## Required task
Find the lines holding the string "一人一马一江湖" in the data, then copy all of them.

## Extracted entries
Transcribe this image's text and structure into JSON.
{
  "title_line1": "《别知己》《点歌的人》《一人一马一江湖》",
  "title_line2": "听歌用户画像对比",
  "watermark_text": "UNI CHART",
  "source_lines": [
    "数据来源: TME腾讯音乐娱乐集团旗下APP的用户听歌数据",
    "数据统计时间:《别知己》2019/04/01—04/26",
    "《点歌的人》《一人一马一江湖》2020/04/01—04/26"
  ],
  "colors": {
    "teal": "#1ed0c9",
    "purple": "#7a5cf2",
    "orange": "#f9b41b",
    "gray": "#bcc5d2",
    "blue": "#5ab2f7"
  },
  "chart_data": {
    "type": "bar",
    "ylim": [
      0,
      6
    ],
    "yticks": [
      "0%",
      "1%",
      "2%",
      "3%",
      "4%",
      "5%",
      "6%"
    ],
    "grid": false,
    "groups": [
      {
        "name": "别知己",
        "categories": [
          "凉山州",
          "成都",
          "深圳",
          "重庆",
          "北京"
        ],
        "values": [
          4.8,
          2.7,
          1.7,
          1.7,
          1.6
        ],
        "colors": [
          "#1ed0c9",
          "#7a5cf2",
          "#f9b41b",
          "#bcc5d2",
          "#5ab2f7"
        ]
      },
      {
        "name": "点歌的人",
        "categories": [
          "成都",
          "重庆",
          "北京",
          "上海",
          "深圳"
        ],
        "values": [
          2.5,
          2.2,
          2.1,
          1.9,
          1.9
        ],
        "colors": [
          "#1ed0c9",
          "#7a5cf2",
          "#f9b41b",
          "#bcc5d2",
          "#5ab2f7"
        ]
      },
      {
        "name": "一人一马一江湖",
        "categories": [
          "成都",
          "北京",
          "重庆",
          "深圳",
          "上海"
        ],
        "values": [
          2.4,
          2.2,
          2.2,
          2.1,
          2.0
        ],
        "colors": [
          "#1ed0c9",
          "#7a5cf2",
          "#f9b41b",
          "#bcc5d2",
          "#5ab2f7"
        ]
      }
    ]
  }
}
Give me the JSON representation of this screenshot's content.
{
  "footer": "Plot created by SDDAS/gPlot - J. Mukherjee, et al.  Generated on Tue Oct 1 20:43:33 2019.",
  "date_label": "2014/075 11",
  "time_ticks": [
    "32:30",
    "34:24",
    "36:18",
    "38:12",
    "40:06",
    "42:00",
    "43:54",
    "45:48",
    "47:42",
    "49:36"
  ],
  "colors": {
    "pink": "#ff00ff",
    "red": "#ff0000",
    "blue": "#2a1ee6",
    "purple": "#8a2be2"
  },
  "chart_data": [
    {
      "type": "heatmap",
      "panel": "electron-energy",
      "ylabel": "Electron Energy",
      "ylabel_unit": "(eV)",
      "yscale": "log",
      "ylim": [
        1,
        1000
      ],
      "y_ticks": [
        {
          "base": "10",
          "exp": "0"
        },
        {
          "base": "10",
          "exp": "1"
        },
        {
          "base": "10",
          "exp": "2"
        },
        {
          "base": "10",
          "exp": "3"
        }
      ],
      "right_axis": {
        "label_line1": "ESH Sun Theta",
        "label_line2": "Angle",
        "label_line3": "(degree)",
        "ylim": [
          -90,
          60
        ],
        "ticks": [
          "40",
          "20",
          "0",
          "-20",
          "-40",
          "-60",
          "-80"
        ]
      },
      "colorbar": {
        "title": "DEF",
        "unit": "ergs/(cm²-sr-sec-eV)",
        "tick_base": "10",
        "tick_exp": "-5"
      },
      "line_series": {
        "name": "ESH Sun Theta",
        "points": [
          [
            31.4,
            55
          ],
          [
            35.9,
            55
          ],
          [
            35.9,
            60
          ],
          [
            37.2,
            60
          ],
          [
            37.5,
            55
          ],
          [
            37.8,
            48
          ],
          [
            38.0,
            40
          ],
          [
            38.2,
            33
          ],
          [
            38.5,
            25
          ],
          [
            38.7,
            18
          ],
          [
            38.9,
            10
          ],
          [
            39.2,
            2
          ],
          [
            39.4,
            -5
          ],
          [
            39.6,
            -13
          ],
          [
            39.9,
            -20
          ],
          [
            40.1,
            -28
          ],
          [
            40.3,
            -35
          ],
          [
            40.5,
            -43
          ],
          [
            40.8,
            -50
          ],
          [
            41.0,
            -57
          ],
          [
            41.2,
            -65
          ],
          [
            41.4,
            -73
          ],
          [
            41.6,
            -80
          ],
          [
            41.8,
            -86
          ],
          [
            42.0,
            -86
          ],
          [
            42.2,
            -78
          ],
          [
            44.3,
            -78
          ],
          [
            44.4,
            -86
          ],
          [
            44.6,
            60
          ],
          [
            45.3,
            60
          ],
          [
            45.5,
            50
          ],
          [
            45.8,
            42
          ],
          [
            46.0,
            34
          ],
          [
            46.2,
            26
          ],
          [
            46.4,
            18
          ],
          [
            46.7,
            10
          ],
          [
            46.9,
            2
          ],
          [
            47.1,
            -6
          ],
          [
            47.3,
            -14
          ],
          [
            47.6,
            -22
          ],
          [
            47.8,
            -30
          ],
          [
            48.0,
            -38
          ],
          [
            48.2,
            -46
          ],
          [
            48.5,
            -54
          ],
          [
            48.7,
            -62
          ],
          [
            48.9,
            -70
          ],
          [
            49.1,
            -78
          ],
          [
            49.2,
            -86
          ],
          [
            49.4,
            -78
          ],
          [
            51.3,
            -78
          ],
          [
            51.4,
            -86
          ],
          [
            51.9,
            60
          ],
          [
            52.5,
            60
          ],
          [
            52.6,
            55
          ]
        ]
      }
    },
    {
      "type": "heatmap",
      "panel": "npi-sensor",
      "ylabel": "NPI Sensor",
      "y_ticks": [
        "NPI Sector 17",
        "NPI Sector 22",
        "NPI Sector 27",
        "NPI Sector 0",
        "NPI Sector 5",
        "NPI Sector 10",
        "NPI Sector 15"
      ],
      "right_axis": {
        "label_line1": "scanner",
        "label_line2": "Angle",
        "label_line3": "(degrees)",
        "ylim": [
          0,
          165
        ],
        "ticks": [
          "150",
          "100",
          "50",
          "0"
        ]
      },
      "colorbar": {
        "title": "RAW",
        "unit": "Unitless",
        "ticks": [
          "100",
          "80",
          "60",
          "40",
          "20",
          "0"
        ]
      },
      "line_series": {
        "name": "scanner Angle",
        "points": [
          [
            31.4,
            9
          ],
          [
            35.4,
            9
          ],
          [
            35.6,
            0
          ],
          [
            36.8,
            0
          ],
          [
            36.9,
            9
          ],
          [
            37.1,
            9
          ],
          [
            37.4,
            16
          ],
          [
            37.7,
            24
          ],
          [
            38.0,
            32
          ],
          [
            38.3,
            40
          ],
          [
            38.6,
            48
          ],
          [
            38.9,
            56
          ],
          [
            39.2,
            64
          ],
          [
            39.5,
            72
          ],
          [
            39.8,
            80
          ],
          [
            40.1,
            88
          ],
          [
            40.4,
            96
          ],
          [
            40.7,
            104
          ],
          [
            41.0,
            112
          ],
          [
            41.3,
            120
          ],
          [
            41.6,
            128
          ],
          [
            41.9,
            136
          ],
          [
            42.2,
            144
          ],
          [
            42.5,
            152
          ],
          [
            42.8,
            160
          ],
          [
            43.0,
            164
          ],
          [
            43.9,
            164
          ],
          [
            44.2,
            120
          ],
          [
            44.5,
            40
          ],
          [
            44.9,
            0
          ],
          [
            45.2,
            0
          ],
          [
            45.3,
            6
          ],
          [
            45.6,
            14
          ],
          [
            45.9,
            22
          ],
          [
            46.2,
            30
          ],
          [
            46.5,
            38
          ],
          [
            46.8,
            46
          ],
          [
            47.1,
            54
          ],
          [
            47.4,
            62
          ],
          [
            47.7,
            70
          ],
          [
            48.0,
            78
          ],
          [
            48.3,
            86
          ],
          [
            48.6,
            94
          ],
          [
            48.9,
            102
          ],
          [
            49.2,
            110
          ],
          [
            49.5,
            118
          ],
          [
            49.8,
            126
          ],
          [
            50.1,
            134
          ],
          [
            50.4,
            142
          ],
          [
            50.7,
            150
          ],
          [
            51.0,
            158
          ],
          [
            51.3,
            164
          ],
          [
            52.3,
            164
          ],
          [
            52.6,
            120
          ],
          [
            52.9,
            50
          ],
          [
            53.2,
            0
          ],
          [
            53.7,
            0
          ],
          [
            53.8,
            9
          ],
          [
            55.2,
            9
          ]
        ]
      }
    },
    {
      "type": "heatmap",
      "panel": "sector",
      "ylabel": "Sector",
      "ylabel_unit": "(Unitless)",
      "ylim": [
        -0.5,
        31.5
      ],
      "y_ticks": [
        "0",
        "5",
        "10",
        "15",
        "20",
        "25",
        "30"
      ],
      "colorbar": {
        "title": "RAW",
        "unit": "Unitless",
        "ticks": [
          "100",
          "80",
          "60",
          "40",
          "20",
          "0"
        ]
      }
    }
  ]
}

## Finished exercise
  "title_line1": "《别知己》《点歌的人》《一人一马一江湖》",
    "《点歌的人》《一人一马一江湖》2020/04/01—04/26"
        "name": "一人一马一江湖",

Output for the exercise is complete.